Американские заметки - Диккенс Чарльз - Страница 30
- Предыдущая
- 30/70
- Следующая
Она сделала над собой усилие, отчаянное усилие. чтобы ответить «да», но, подняв глаза и увидев этот кусочек воли за окном, вдруг разрыдалась, бедняжка, и, всхлипывая, сказала, что она старается быть счастливой, что она не жалуется, но понятно, иногда ей очень хочется выйти из этой камеры, – «тут уж ничего не поделаешь».
Весь тот день я ходил из камеры в камеру, и каждое виденное мною лицо, каждое слышанное слово или замеченное обстоятельство и поныне мучительно свежи в моей памяти. Но оставим их и заглянем в другую тюрьму, устроенную по тому же принципу, но производящую несколько более приятное впечатление, – она похожа на ту, что я видел впоследствии в Питсбурге.
После того как я обошел ее примерно таким же образом, я спросил коменданта, нет ли среди его заключенных кого-нибудь, кто должен скоро выйти на свободу. Он сказал, что есть один, чей срок истекает на следующий день, но что этот человек провел в тюрьме всего два года.

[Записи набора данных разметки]

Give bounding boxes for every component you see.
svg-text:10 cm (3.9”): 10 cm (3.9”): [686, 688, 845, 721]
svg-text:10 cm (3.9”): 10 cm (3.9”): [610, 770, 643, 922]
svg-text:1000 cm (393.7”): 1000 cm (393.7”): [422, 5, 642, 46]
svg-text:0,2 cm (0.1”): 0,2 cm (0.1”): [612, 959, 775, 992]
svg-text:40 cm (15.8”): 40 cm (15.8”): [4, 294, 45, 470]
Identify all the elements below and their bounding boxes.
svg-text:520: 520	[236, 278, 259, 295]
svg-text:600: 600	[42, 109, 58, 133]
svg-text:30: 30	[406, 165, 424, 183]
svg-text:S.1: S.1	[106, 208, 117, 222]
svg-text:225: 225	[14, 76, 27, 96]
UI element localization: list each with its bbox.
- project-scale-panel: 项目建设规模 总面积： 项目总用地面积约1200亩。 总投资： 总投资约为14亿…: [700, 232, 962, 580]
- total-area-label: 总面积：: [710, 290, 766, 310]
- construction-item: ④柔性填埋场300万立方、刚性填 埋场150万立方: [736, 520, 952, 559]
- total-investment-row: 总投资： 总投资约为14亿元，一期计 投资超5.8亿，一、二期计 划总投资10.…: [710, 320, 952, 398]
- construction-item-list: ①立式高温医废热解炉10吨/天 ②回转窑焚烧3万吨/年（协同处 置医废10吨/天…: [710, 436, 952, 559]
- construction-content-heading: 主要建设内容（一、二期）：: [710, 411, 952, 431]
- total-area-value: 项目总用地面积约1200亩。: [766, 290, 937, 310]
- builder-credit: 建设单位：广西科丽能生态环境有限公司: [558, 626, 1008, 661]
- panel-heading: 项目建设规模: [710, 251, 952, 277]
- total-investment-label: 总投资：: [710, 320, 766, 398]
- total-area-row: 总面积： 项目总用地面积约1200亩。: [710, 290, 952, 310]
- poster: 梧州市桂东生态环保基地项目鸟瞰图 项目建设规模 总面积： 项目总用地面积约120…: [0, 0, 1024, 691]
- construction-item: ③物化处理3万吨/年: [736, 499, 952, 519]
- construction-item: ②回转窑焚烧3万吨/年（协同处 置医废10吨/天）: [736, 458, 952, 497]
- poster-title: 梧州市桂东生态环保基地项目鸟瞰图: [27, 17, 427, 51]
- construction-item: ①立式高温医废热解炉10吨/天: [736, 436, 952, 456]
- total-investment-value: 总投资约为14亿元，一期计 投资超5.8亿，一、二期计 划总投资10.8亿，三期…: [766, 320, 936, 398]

◆ Задание: Продолжите отрывок о посещении американской тюрьмы, начиная сразу после его последнего предложения.

◆ Ответ к заданию:
Два года! Я мысленно оглянулся на прожитые два года моей собственной жизни – жизни на свободе, счастливой, радостной, полной благополучия, комфорта и удачи, – и подумал, какой это в сущности большой срок и какими же долгими должны быть два года, проведенные в одиночном заключении. Перед моими глазами до сих пор стоит лицо этого человека, которого должны были выпустить на следующий день. Безмерно счастливое, оно едва ли не более памятно мне, чем страдальческие лица остальных. До чего легко и естественно он сказал, что одиночная система хороша и время прошло «довольно быстро, учитывая…», и после того как ты понял, что преступил закон и должен поплатиться, «кое-как сживаешься с этим», и так далее.
– Для чего он вас отозвал и о чем так горячо и взволнованно шептался с вами? – спросил я своего провожатого, когда он, заперев дверь, нагнал меня в коридоре.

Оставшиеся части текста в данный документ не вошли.